▸ **To do**
Copy out the final stretch of the listing: the line that contains "What's the underlying" and all lines after it, exactly as they appear.

▸ **Collected data entries**
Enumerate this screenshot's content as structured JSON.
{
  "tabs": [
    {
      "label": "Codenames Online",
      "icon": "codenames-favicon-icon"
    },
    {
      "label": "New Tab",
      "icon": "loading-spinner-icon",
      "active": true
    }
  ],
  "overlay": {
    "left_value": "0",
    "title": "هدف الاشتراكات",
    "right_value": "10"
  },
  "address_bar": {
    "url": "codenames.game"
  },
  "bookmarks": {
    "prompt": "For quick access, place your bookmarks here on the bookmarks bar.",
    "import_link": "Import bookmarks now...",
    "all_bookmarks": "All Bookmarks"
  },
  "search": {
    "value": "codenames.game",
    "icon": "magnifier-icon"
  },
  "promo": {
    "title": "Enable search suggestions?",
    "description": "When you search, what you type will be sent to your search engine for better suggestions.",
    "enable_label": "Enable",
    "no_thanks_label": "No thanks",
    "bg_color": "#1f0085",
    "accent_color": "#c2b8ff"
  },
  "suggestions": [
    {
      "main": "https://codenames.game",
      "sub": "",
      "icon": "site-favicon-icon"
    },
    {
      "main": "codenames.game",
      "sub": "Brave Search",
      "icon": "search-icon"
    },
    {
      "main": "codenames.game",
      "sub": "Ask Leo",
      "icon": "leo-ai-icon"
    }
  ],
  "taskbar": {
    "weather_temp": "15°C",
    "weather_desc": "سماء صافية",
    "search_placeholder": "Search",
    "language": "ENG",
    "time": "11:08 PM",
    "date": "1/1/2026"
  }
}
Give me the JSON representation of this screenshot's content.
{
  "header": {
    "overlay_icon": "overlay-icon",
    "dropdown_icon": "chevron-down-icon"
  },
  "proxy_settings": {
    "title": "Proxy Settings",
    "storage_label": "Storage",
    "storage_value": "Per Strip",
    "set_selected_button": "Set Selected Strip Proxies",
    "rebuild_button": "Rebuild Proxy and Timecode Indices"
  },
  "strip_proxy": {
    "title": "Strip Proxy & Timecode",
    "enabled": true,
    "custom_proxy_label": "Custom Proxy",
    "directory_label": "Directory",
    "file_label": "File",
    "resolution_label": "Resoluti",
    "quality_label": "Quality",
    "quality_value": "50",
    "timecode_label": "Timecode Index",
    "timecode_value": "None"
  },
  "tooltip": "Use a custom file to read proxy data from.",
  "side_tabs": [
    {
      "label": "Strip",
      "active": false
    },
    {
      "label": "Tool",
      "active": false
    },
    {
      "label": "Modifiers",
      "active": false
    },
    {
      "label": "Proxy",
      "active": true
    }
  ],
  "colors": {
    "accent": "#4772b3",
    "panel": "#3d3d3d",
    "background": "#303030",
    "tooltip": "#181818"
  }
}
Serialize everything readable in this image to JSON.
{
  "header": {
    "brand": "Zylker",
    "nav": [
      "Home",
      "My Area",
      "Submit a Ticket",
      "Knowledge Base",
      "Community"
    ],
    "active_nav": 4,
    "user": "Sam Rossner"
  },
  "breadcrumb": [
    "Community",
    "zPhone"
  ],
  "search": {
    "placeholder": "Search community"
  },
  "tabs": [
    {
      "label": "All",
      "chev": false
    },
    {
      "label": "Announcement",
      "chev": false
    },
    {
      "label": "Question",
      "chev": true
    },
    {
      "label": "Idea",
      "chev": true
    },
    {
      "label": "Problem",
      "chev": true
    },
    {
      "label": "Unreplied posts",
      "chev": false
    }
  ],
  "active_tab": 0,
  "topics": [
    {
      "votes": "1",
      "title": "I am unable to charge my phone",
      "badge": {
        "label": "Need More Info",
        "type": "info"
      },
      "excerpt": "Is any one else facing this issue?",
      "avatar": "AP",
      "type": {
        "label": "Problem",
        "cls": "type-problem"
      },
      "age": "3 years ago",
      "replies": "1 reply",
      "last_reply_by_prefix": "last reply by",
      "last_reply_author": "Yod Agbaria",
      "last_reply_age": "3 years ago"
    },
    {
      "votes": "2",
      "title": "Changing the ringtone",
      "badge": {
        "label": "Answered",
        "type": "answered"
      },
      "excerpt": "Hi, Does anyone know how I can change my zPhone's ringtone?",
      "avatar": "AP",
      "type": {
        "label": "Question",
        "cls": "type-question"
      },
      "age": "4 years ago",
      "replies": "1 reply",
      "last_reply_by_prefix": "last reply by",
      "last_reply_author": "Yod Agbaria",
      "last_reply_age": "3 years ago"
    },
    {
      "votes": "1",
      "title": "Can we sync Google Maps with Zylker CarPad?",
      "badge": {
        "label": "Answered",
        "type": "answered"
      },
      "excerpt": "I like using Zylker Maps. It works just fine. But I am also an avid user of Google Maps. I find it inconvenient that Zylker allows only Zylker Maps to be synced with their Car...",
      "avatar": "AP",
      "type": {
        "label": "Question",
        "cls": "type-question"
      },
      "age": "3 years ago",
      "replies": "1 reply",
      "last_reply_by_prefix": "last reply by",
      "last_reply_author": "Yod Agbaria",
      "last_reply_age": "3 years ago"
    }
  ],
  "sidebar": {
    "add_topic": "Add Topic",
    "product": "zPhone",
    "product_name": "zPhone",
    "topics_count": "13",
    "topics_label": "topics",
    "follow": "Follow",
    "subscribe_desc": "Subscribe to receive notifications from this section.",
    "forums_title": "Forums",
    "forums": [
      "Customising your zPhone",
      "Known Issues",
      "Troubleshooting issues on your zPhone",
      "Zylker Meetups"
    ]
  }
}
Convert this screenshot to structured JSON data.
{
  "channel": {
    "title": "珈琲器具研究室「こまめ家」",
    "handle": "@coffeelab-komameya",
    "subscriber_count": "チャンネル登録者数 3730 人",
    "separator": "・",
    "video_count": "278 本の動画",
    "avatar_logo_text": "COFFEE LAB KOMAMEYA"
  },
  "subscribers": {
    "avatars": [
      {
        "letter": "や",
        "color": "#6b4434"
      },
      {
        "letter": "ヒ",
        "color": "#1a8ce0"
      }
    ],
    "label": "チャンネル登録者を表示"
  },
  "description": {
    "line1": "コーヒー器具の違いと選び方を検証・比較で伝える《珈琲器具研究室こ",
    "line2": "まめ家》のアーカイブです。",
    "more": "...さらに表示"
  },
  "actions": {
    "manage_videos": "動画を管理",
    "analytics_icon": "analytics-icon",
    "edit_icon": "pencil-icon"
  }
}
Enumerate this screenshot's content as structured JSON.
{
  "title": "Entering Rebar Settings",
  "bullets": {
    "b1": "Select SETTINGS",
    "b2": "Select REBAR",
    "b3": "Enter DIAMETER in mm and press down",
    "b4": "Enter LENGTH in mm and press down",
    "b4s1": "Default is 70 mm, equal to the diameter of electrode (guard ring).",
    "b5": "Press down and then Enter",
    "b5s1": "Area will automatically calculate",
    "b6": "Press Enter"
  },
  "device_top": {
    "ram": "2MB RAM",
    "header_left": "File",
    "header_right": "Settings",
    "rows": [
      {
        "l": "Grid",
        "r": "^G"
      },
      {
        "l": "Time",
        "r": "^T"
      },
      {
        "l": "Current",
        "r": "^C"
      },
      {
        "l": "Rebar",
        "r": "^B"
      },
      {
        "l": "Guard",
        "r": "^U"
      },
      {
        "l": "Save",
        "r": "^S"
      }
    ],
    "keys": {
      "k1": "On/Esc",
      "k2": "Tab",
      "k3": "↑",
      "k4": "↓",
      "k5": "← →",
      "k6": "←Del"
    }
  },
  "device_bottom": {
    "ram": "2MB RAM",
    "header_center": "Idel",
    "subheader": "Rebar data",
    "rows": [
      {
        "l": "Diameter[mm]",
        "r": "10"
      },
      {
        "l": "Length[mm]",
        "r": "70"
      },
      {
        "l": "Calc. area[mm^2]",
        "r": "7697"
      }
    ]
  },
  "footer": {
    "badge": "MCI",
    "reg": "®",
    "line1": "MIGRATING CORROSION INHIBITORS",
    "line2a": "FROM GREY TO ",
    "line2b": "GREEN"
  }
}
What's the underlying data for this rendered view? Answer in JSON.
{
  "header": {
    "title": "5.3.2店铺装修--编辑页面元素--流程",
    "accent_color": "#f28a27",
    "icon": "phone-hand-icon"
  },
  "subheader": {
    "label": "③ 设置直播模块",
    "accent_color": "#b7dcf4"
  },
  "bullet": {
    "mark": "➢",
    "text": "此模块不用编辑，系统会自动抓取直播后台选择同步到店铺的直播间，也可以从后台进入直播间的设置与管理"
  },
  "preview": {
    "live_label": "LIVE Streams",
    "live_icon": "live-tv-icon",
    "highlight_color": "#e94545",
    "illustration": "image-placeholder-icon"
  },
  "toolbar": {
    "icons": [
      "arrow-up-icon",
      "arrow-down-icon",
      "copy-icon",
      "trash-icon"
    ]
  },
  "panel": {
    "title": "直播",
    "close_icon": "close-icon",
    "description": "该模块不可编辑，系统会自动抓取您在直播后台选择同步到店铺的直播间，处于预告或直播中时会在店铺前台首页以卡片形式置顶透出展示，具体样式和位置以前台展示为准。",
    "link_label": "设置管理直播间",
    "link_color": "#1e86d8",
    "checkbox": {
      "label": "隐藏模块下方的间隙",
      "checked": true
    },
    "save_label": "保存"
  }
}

▸ **Written response**
What's the underlying data for this rendered view? Answer in JSON.
{
  "header": {
    "title": "5.3.2店铺装修--编辑页面元素--流程",
    "accent_color": "#f28a27",
    "icon": "phone-hand-icon"
  },
  "subheader": {
    "label": "③ 设置直播模块",
    "accent_color": "#b7dcf4"
  },
  "bullet": {
    "mark": "➢",
    "text": "此模块不用编辑，系统会自动抓取直播后台选择同步到店铺的直播间，也可以从后台进入直播间的设置与管理"
  },
  "preview": {
    "live_label": "LIVE Streams",
    "live_icon": "live-tv-icon",
    "highlight_color": "#e94545",
    "illustration": "image-placeholder-icon"
  },
  "toolbar": {
    "icons": [
      "arrow-up-icon",
      "arrow-down-icon",
      "copy-icon",
      "trash-icon"
    ]
  },
  "panel": {
    "title": "直播",
    "close_icon": "close-icon",
    "description": "该模块不可编辑，系统会自动抓取您在直播后台选择同步到店铺的直播间，处于预告或直播中时会在店铺前台首页以卡片形式置顶透出展示，具体样式和位置以前台展示为准。",
    "link_label": "设置管理直播间",
    "link_color": "#1e86d8",
    "checkbox": {
      "label": "隐藏模块下方的间隙",
      "checked": true
    },
    "save_label": "保存"
  }
}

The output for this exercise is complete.